» **EXERCISE REQUIREMENTS**
Transcribe the records that follow exactly. Skip the pictures.

— start of THE DATA —

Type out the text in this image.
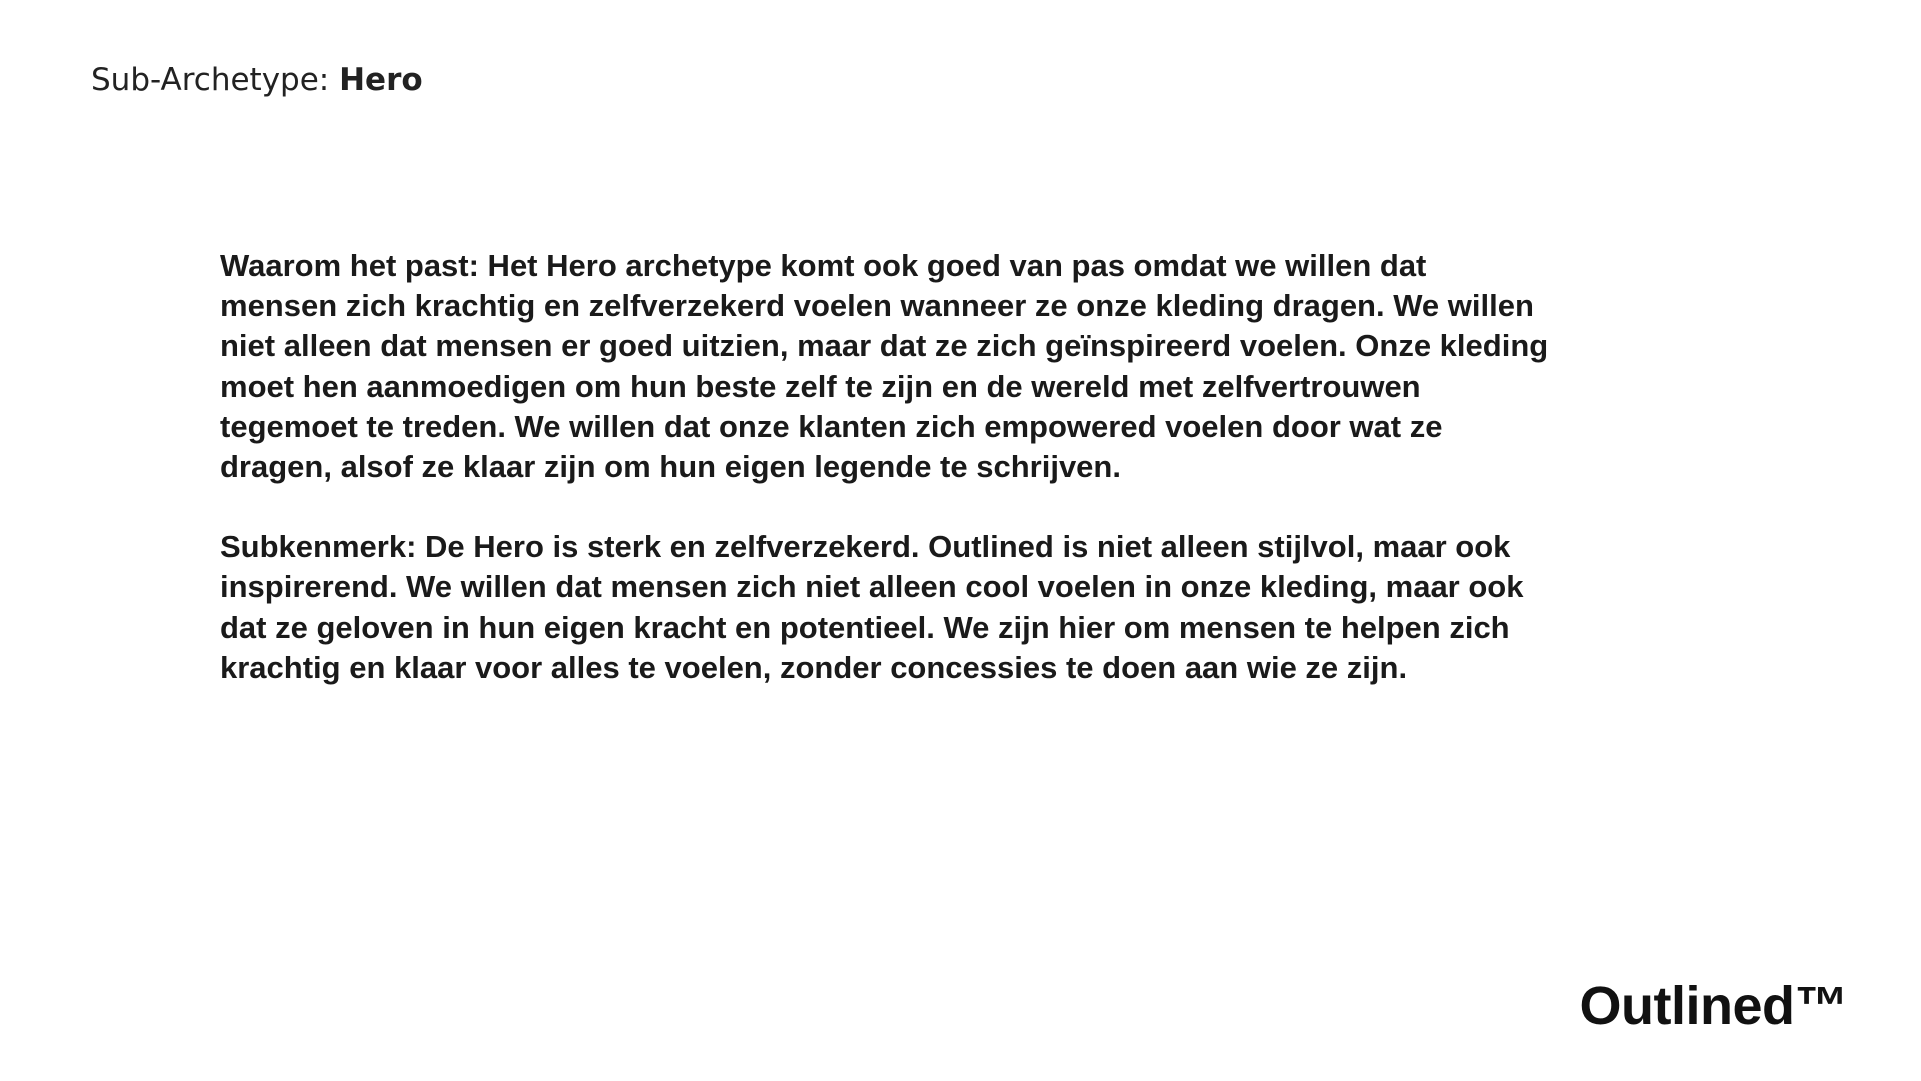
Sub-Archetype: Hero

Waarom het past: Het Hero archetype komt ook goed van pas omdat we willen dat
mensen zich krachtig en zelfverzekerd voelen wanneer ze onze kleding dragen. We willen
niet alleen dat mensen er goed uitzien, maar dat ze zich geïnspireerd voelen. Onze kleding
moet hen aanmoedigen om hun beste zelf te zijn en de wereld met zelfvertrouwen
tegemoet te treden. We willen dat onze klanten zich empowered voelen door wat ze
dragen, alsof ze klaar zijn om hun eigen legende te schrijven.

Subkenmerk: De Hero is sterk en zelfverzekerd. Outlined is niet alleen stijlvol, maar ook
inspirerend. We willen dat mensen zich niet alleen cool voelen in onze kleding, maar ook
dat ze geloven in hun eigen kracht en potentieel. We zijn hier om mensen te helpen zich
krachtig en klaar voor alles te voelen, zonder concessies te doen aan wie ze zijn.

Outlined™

— end of THE DATA —

» **RESPONSE TO THE TASK**
Type out the text in this image.
Sub-Archetype: Hero

Waarom het past: Het Hero archetype komt ook goed van pas omdat we willen dat
mensen zich krachtig en zelfverzekerd voelen wanneer ze onze kleding dragen. We willen
niet alleen dat mensen er goed uitzien, maar dat ze zich geïnspireerd voelen. Onze kleding
moet hen aanmoedigen om hun beste zelf te zijn en de wereld met zelfvertrouwen
tegemoet te treden. We willen dat onze klanten zich empowered voelen door wat ze
dragen, alsof ze klaar zijn om hun eigen legende te schrijven.

Subkenmerk: De Hero is sterk en zelfverzekerd. Outlined is niet alleen stijlvol, maar ook
inspirerend. We willen dat mensen zich niet alleen cool voelen in onze kleding, maar ook
dat ze geloven in hun eigen kracht en potentieel. We zijn hier om mensen te helpen zich
krachtig en klaar voor alles te voelen, zonder concessies te doen aan wie ze zijn.

Outlined™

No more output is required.